→ **PROBLEM TO WORK ON**: Present every line in which the string "data" appears.

→ **EXERCISE INPUT**:

----

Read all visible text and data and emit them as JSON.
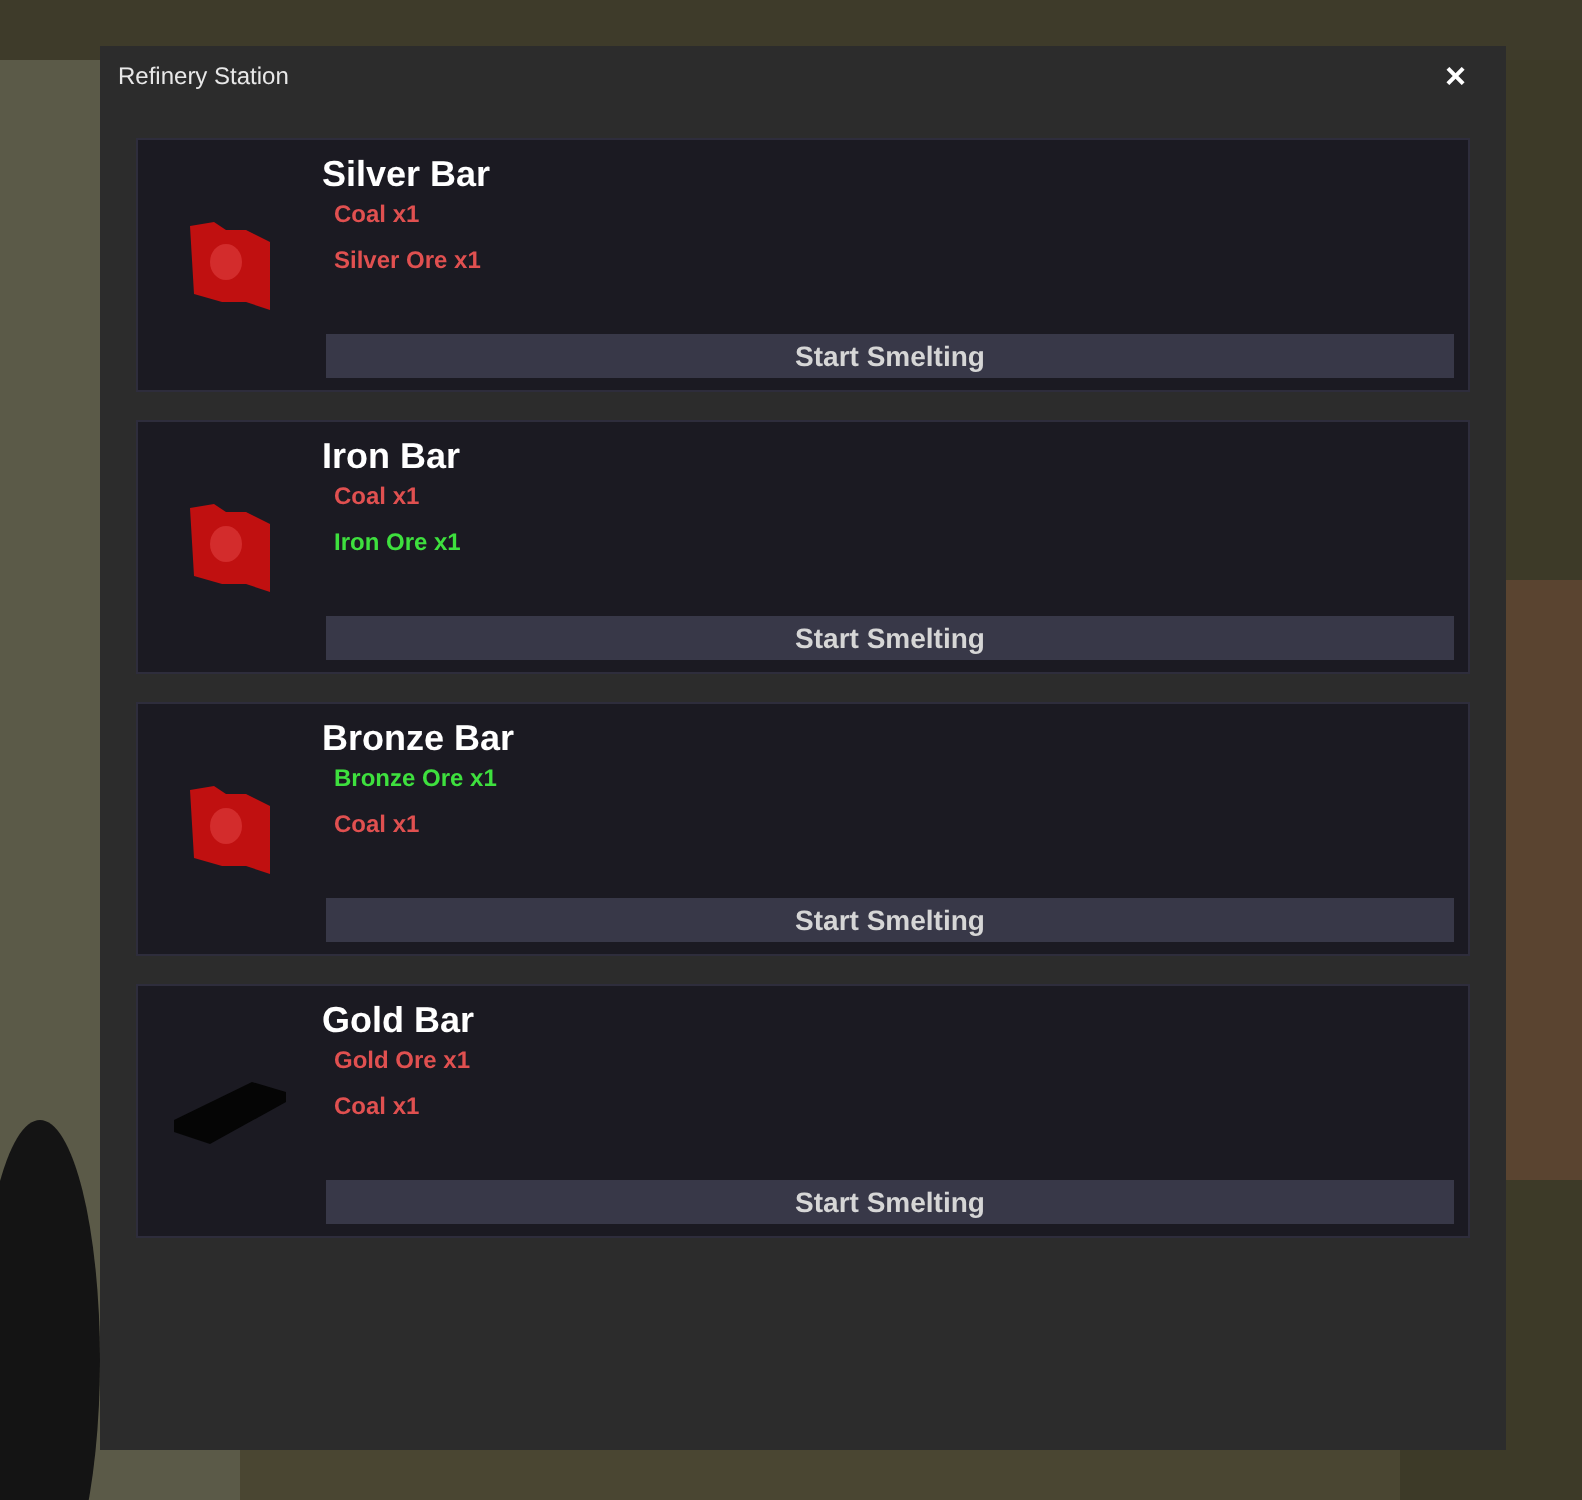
{
  "window": {
    "title": "Refinery Station",
    "close": "×"
  },
  "recipes": [
    {
      "name": "Silver Bar",
      "kind": "red-block",
      "ingredients": [
        {
          "text": "Coal x1",
          "has": false
        },
        {
          "text": "Silver Ore x1",
          "has": false
        }
      ],
      "button": "Start Smelting"
    },
    {
      "name": "Iron Bar",
      "kind": "red-block",
      "ingredients": [
        {
          "text": "Coal x1",
          "has": false
        },
        {
          "text": "Iron Ore x1",
          "has": true
        }
      ],
      "button": "Start Smelting"
    },
    {
      "name": "Bronze Bar",
      "kind": "red-block",
      "ingredients": [
        {
          "text": "Bronze Ore x1",
          "has": true
        },
        {
          "text": "Coal x1",
          "has": false
        }
      ],
      "button": "Start Smelting"
    },
    {
      "name": "Gold Bar",
      "kind": "dark-ingot",
      "ingredients": [
        {
          "text": "Gold Ore x1",
          "has": false
        },
        {
          "text": "Coal x1",
          "has": false
        }
      ],
      "button": "Start Smelting"
    }
  ]
}
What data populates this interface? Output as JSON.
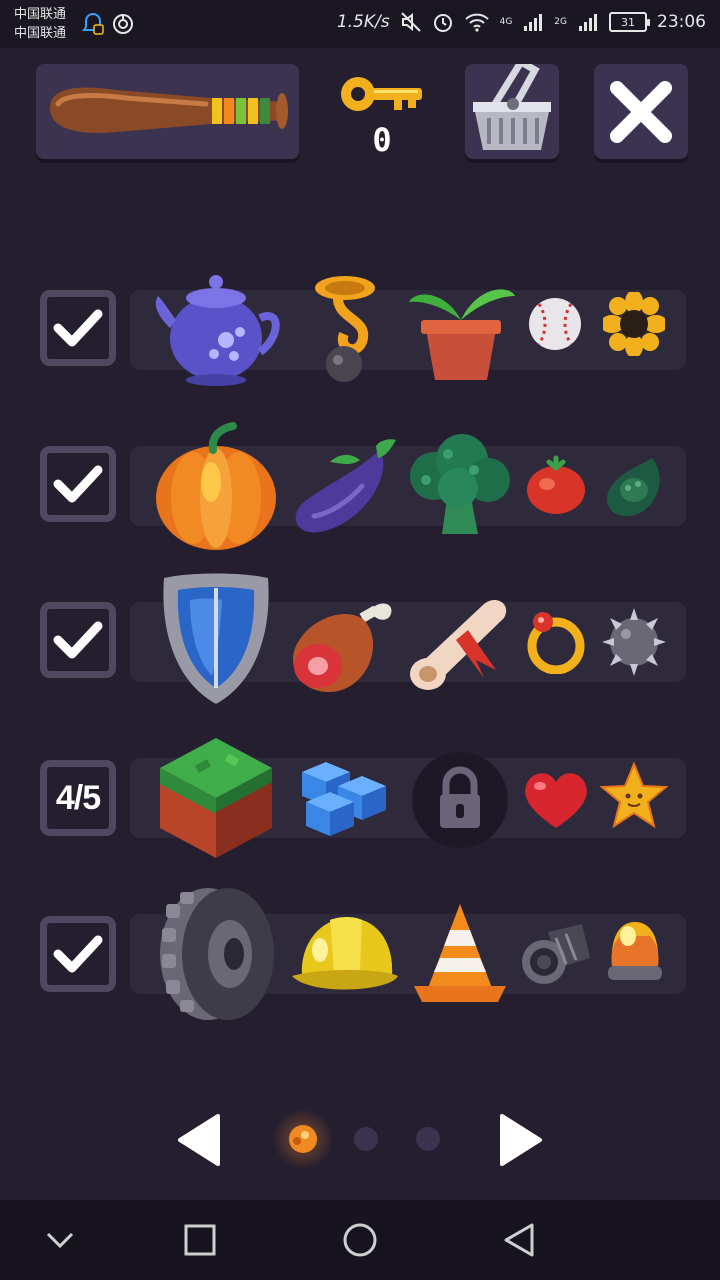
{
  "status_bar": {
    "carrier_1": "中国联通",
    "carrier_2": "中国联通",
    "speed": "1.5K/s",
    "network_1": "4G",
    "network_2": "2G",
    "battery": "31",
    "time": "23:06",
    "icons": [
      "notification-icon",
      "app-icon",
      "mute-icon",
      "alarm-icon",
      "wifi-icon",
      "signal-icon",
      "battery-icon"
    ]
  },
  "top_bar": {
    "weapon": "baseball-bat-icon",
    "key_count": "0",
    "basket": "basket-icon",
    "close": "close-icon"
  },
  "rows": [
    {
      "status": "checked",
      "items": [
        "teapot-icon",
        "tuba-icon",
        "plant-pot-icon",
        "baseball-icon",
        "sunflower-icon"
      ]
    },
    {
      "status": "checked",
      "items": [
        "pumpkin-icon",
        "eggplant-icon",
        "broccoli-icon",
        "tomato-icon",
        "avocado-icon"
      ]
    },
    {
      "status": "checked",
      "items": [
        "shield-icon",
        "ham-icon",
        "scroll-icon",
        "ring-icon",
        "spiked-ball-icon"
      ]
    },
    {
      "status": "count",
      "count": "4/5",
      "items": [
        "grass-block-icon",
        "blue-cubes-icon",
        "lock-icon",
        "heart-icon",
        "star-icon"
      ]
    },
    {
      "status": "checked",
      "items": [
        "tire-icon",
        "hard-hat-icon",
        "traffic-cone-icon",
        "camera-lens-icon",
        "siren-icon"
      ]
    }
  ],
  "pager": {
    "current_page": 1,
    "total_pages": 3
  },
  "colors": {
    "background": "#241e2f",
    "panel": "#3b3350",
    "row_bar": "#2f293c",
    "checkbox_border": "#4f4861",
    "active_dot": "#f08a24"
  }
}
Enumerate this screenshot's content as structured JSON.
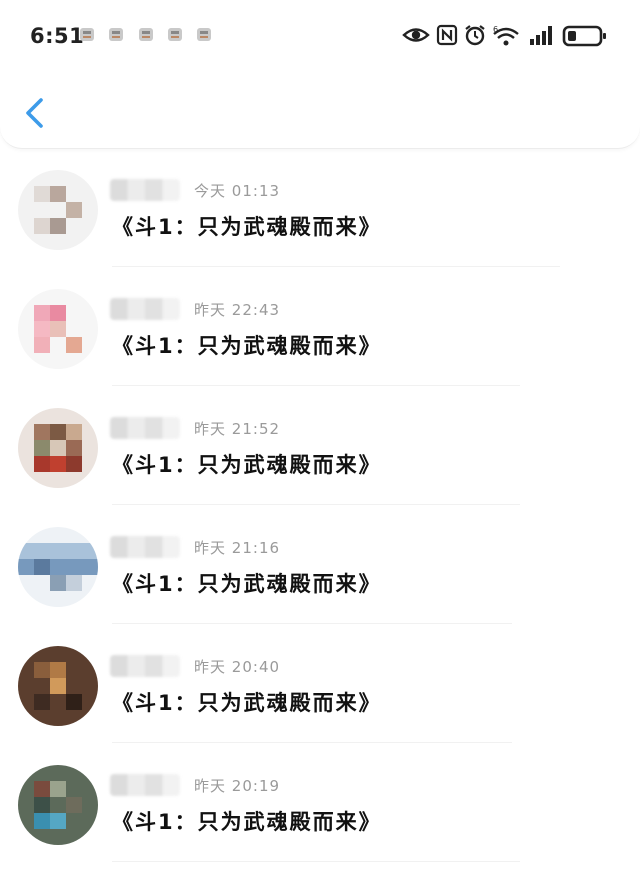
{
  "status_bar": {
    "time": "6:51",
    "notification_icons": [
      "app-icon",
      "app-icon",
      "app-icon",
      "app-icon",
      "app-icon"
    ],
    "system_icons": [
      "eye-icon",
      "nfc-icon",
      "alarm-icon",
      "wifi-6-icon",
      "signal-icon",
      "battery-icon"
    ]
  },
  "header": {
    "back_icon": "chevron-left-icon"
  },
  "messages": [
    {
      "date": "今天",
      "time": "01:13",
      "text": "《斗1：只为武魂殿而来》"
    },
    {
      "date": "昨天",
      "time": "22:43",
      "text": "《斗1：只为武魂殿而来》"
    },
    {
      "date": "昨天",
      "time": "21:52",
      "text": "《斗1：只为武魂殿而来》"
    },
    {
      "date": "昨天",
      "time": "21:16",
      "text": "《斗1：只为武魂殿而来》"
    },
    {
      "date": "昨天",
      "time": "20:40",
      "text": "《斗1：只为武魂殿而来》"
    },
    {
      "date": "昨天",
      "time": "20:19",
      "text": "《斗1：只为武魂殿而来》"
    }
  ],
  "colors": {
    "accent": "#3d9be9",
    "timestamp": "#9a9a9a",
    "text": "#111111"
  }
}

----

→ **OUTPUT OF THE EXERCISE**:
Read all visible text and data and emit them as JSON.
What data populates this interface? Output as JSON.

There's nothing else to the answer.